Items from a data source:

········

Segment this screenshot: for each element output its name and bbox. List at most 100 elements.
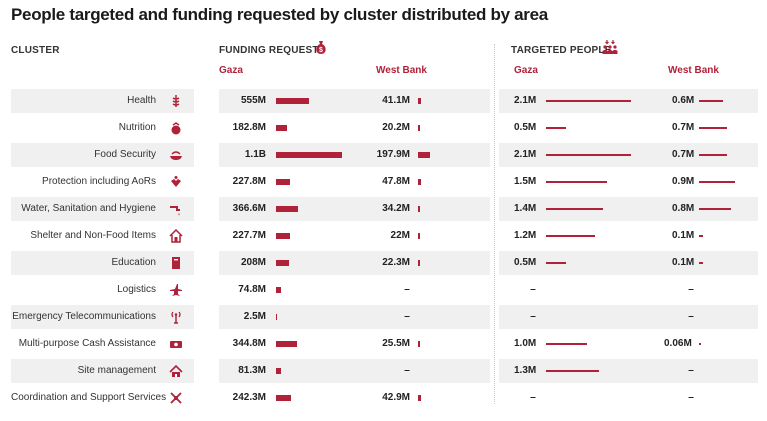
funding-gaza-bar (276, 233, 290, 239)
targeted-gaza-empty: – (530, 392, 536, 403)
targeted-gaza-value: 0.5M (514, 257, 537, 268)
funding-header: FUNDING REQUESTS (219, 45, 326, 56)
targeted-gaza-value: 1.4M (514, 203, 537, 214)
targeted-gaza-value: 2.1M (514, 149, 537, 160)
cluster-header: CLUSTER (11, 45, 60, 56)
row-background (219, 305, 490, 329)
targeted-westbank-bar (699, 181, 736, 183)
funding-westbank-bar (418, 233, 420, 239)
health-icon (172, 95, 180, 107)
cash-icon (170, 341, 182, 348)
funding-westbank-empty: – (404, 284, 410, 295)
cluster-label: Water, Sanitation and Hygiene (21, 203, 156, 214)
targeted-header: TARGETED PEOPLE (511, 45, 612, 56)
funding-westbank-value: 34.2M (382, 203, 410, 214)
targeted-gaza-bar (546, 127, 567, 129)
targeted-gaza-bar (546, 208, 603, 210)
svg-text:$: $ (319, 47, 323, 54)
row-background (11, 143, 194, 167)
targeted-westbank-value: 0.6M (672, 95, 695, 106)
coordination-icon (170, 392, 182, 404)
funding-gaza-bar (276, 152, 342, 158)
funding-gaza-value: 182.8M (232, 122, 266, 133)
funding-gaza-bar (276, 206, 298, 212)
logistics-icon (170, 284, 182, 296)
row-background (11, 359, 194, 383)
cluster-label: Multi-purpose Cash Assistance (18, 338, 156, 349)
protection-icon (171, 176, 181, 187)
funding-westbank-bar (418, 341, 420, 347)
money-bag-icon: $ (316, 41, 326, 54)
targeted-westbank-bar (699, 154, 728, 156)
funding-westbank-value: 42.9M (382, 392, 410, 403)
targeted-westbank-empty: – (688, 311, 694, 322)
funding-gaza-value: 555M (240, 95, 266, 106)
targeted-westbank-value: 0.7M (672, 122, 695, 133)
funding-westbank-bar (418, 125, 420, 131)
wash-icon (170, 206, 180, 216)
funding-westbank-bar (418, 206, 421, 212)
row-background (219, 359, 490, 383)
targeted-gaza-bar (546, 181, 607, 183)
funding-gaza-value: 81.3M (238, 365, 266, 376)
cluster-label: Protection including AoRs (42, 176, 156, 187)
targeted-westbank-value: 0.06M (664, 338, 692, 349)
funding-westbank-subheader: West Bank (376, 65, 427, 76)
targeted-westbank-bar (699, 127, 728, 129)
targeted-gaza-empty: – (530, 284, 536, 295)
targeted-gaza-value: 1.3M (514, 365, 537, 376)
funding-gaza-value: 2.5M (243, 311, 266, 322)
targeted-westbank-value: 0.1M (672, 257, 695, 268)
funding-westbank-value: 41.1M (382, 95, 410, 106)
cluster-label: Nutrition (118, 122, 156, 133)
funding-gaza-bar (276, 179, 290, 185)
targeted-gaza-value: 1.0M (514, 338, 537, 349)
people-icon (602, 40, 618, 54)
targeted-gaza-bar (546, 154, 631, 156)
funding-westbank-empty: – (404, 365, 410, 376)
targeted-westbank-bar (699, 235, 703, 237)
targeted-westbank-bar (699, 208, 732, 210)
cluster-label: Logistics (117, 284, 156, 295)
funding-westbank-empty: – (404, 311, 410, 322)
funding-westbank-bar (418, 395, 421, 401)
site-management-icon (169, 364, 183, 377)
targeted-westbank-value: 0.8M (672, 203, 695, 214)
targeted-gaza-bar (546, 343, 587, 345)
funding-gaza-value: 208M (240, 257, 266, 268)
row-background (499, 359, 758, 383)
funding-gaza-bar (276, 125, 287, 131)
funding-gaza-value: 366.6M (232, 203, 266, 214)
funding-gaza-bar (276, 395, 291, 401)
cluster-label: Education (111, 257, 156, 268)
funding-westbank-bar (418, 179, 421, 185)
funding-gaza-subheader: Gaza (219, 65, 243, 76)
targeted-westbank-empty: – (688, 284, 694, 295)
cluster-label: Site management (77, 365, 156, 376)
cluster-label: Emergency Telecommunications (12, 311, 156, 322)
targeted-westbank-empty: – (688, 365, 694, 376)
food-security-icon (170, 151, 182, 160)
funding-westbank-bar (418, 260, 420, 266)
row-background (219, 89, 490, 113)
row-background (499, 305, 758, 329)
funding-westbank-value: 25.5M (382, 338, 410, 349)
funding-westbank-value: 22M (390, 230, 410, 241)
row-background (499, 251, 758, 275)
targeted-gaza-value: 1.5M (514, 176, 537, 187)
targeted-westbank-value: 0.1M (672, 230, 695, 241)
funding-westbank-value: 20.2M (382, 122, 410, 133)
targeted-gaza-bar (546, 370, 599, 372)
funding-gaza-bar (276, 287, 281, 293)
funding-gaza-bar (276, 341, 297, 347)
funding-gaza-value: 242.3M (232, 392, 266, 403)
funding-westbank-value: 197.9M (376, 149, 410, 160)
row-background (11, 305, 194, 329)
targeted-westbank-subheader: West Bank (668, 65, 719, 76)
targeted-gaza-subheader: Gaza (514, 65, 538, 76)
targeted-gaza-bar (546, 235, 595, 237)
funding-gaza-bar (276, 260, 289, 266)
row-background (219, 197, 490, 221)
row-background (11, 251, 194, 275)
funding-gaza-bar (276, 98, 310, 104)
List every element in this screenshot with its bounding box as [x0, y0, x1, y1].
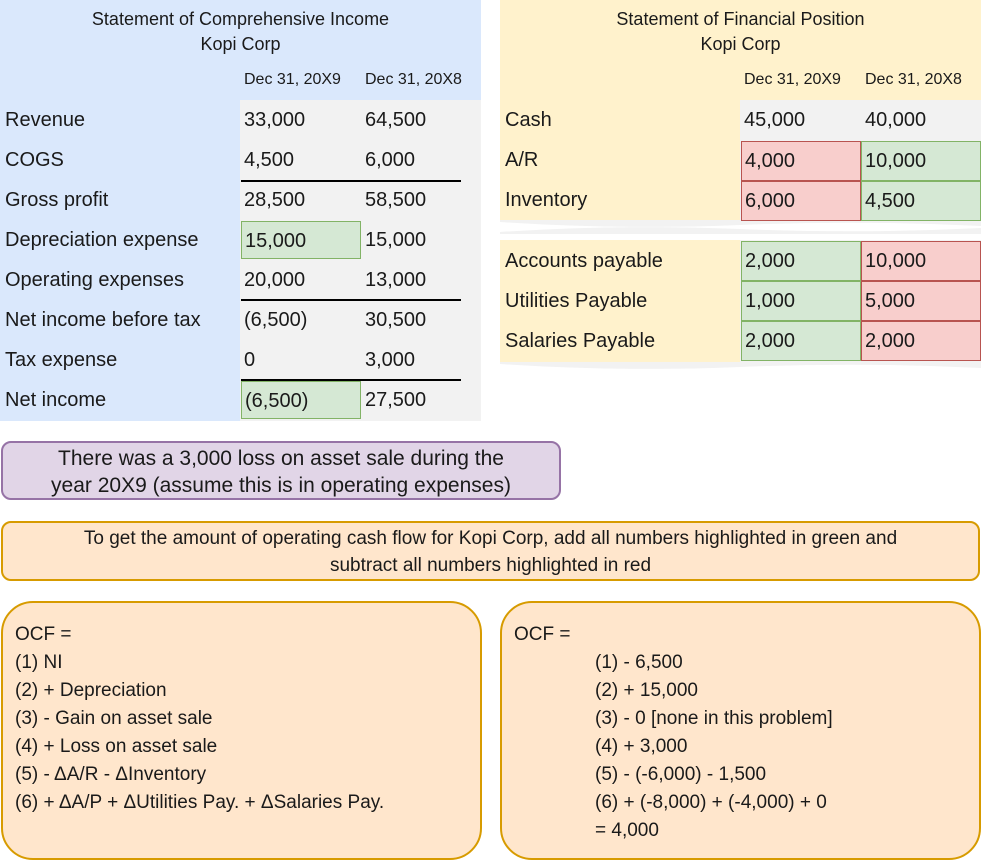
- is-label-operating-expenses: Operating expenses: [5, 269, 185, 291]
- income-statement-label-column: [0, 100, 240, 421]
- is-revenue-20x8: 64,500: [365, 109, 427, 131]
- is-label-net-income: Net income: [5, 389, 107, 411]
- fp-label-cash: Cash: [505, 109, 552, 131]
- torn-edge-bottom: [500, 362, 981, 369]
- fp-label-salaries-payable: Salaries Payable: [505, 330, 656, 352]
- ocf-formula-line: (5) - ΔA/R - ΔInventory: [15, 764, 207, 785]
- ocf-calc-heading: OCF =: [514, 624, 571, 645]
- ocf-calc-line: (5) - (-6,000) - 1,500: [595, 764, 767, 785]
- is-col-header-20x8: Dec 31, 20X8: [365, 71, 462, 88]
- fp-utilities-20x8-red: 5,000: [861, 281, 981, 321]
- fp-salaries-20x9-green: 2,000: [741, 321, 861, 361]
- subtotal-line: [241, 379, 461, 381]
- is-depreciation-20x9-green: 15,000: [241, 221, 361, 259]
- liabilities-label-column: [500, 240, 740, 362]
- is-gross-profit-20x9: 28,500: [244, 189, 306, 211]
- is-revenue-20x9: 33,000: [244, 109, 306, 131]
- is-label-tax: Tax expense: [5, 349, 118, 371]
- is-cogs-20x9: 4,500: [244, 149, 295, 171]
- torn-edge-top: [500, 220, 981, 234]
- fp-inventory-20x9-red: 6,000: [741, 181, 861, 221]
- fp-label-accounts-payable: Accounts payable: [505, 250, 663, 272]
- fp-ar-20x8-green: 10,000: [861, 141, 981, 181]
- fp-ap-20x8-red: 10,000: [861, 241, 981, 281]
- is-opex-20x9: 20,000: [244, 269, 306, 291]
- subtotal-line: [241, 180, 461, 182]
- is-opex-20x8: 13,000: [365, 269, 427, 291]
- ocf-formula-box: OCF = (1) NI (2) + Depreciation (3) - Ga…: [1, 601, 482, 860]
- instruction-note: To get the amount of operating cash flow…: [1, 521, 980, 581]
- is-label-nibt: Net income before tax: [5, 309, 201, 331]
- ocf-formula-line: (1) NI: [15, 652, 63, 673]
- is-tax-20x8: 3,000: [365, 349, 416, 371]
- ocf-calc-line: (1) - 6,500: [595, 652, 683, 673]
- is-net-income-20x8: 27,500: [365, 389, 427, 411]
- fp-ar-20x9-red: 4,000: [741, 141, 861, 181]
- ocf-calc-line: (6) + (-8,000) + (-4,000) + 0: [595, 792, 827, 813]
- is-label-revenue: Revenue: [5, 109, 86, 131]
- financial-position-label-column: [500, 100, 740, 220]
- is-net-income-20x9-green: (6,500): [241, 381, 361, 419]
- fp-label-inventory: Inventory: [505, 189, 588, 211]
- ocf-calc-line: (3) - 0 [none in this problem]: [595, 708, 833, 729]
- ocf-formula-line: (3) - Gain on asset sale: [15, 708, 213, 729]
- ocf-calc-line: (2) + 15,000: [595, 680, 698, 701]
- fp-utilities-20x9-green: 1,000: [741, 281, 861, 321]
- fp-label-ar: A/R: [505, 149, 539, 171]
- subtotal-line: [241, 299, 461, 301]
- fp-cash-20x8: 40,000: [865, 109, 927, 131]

········

Requirements:
Set down the lines in Block 1 between the line holding "funding-gaza-bar (276, 233, 290, 239)" and the line holding "targeted-westbank-value: 0.7M (672, 122, 695, 133)", inclusive, exactly as they appear.

Worked answer:
funding-gaza-bar (276, 233, 290, 239)
targeted-gaza-empty: – (530, 392, 536, 403)
targeted-gaza-value: 0.5M (514, 257, 537, 268)
funding-header: FUNDING REQUESTS (219, 45, 326, 56)
targeted-gaza-value: 1.4M (514, 203, 537, 214)
targeted-gaza-value: 2.1M (514, 149, 537, 160)
cluster-header: CLUSTER (11, 45, 60, 56)
row-background (219, 305, 490, 329)
targeted-westbank-bar (699, 181, 736, 183)
funding-westbank-bar (418, 233, 420, 239)
health-icon (172, 95, 180, 107)
cash-icon (170, 341, 182, 348)
funding-westbank-empty: – (404, 284, 410, 295)
cluster-label: Water, Sanitation and Hygiene (21, 203, 156, 214)
targeted-header: TARGETED PEOPLE (511, 45, 612, 56)
funding-westbank-value: 34.2M (382, 203, 410, 214)
targeted-gaza-bar (546, 127, 567, 129)
targeted-gaza-bar (546, 208, 603, 210)
svg-text:$: $ (319, 47, 323, 54)
row-background (11, 143, 194, 167)
targeted-westbank-value: 0.6M (672, 95, 695, 106)
coordination-icon (170, 392, 182, 404)
funding-gaza-bar (276, 152, 342, 158)
funding-gaza-value: 182.8M (232, 122, 266, 133)
funding-gaza-bar (276, 206, 298, 212)
logistics-icon (170, 284, 182, 296)
row-background (11, 359, 194, 383)
cluster-label: Multi-purpose Cash Assistance (18, 338, 156, 349)
protection-icon (171, 176, 181, 187)
funding-westbank-bar (418, 341, 420, 347)
money-bag-icon: $ (316, 41, 326, 54)
targeted-westbank-bar (699, 154, 728, 156)
funding-westbank-value: 42.9M (382, 392, 410, 403)
targeted-westbank-empty: – (688, 311, 694, 322)
funding-gaza-value: 555M (240, 95, 266, 106)
targeted-westbank-value: 0.7M (672, 122, 695, 133)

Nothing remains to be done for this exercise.